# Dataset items
-=-=-=-=-
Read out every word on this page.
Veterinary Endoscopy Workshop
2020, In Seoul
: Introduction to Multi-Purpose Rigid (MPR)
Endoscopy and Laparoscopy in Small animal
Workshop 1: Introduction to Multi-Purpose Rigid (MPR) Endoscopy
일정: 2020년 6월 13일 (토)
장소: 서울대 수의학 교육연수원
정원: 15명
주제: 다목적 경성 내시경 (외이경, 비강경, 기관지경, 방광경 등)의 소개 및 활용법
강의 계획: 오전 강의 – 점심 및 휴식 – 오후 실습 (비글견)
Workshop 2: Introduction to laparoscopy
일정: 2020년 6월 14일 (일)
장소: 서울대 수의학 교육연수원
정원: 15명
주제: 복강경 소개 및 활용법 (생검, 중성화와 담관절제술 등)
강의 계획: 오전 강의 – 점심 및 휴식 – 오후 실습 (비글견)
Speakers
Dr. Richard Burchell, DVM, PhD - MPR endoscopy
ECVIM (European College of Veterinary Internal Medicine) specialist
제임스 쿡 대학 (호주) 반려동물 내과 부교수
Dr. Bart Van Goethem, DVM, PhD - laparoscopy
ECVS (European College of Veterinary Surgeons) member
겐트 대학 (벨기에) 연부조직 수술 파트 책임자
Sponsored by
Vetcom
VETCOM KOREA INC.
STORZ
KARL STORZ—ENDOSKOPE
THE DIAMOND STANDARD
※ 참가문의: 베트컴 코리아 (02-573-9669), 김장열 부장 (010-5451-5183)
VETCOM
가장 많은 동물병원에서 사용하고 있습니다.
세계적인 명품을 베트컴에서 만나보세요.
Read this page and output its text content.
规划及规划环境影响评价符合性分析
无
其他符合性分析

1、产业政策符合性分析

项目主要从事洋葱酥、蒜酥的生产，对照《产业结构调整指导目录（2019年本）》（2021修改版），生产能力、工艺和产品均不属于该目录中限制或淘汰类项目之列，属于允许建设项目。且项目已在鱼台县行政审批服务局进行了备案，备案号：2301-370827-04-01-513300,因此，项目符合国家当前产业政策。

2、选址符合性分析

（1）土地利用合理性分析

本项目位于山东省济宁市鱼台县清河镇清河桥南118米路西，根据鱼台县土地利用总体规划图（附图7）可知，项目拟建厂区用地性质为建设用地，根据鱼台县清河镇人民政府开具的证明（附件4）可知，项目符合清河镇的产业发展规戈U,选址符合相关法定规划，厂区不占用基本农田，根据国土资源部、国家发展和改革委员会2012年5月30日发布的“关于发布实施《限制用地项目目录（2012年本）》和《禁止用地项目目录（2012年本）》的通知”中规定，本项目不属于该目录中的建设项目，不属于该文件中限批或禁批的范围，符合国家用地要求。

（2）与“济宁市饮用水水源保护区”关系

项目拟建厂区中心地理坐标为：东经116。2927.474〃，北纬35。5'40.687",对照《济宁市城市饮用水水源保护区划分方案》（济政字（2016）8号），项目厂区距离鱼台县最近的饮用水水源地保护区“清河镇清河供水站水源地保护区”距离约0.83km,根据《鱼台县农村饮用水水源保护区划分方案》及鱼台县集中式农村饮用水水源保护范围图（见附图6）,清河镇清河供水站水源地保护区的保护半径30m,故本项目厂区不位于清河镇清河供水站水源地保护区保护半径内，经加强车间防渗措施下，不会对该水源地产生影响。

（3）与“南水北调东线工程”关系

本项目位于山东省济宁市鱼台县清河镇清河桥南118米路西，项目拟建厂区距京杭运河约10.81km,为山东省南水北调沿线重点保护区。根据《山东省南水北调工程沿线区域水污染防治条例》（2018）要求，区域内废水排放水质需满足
-=-=-=-=-
Transcribe all of the lines in the records precisely.

Read out every word on this page.
Veterinary Endoscopy Workshop
2020, In Seoul
: Introduction to Multi-Purpose Rigid (MPR)
Endoscopy and Laparoscopy in Small animal
Workshop 1: Introduction to Multi-Purpose Rigid (MPR) Endoscopy
일정: 2020년 6월 13일 (토)
장소: 서울대 수의학 교육연수원
정원: 15명
주제: 다목적 경성 내시경 (외이경, 비강경, 기관지경, 방광경 등)의 소개 및 활용법
강의 계획: 오전 강의 – 점심 및 휴식 – 오후 실습 (비글견)
Workshop 2: Introduction to laparoscopy
일정: 2020년 6월 14일 (일)
장소: 서울대 수의학 교육연수원
정원: 15명
주제: 복강경 소개 및 활용법 (생검, 중성화와 담관절제술 등)
강의 계획: 오전 강의 – 점심 및 휴식 – 오후 실습 (비글견)
Speakers
Dr. Richard Burchell, DVM, PhD - MPR endoscopy
ECVIM (European College of Veterinary Internal Medicine) specialist
제임스 쿡 대학 (호주) 반려동물 내과 부교수
Dr. Bart Van Goethem, DVM, PhD - laparoscopy
ECVS (European College of Veterinary Surgeons) member
겐트 대학 (벨기에) 연부조직 수술 파트 책임자
Sponsored by
Vetcom
VETCOM KOREA INC.
STORZ
KARL STORZ—ENDOSKOPE
THE DIAMOND STANDARD
※ 참가문의: 베트컴 코리아 (02-573-9669), 김장열 부장 (010-5451-5183)
VETCOM
가장 많은 동물병원에서 사용하고 있습니다.
세계적인 명품을 베트컴에서 만나보세요.
Read this page and output its text content.
规划及规划环境影响评价符合性分析
无
其他符合性分析

1、产业政策符合性分析

项目主要从事洋葱酥、蒜酥的生产，对照《产业结构调整指导目录（2019年本）》（2021修改版），生产能力、工艺和产品均不属于该目录中限制或淘汰类项目之列，属于允许建设项目。且项目已在鱼台县行政审批服务局进行了备案，备案号：2301-370827-04-01-513300,因此，项目符合国家当前产业政策。

2、选址符合性分析

（1）土地利用合理性分析

本项目位于山东省济宁市鱼台县清河镇清河桥南118米路西，根据鱼台县土地利用总体规划图（附图7）可知，项目拟建厂区用地性质为建设用地，根据鱼台县清河镇人民政府开具的证明（附件4）可知，项目符合清河镇的产业发展规戈U,选址符合相关法定规划，厂区不占用基本农田，根据国土资源部、国家发展和改革委员会2012年5月30日发布的“关于发布实施《限制用地项目目录（2012年本）》和《禁止用地项目目录（2012年本）》的通知”中规定，本项目不属于该目录中的建设项目，不属于该文件中限批或禁批的范围，符合国家用地要求。

（2）与“济宁市饮用水水源保护区”关系

项目拟建厂区中心地理坐标为：东经116。2927.474〃，北纬35。5'40.687",对照《济宁市城市饮用水水源保护区划分方案》（济政字（2016）8号），项目厂区距离鱼台县最近的饮用水水源地保护区“清河镇清河供水站水源地保护区”距离约0.83km,根据《鱼台县农村饮用水水源保护区划分方案》及鱼台县集中式农村饮用水水源保护范围图（见附图6）,清河镇清河供水站水源地保护区的保护半径30m,故本项目厂区不位于清河镇清河供水站水源地保护区保护半径内，经加强车间防渗措施下，不会对该水源地产生影响。

（3）与“南水北调东线工程”关系

本项目位于山东省济宁市鱼台县清河镇清河桥南118米路西，项目拟建厂区距京杭运河约10.81km,为山东省南水北调沿线重点保护区。根据《山东省南水北调工程沿线区域水污染防治条例》（2018）要求，区域内废水排放水质需满足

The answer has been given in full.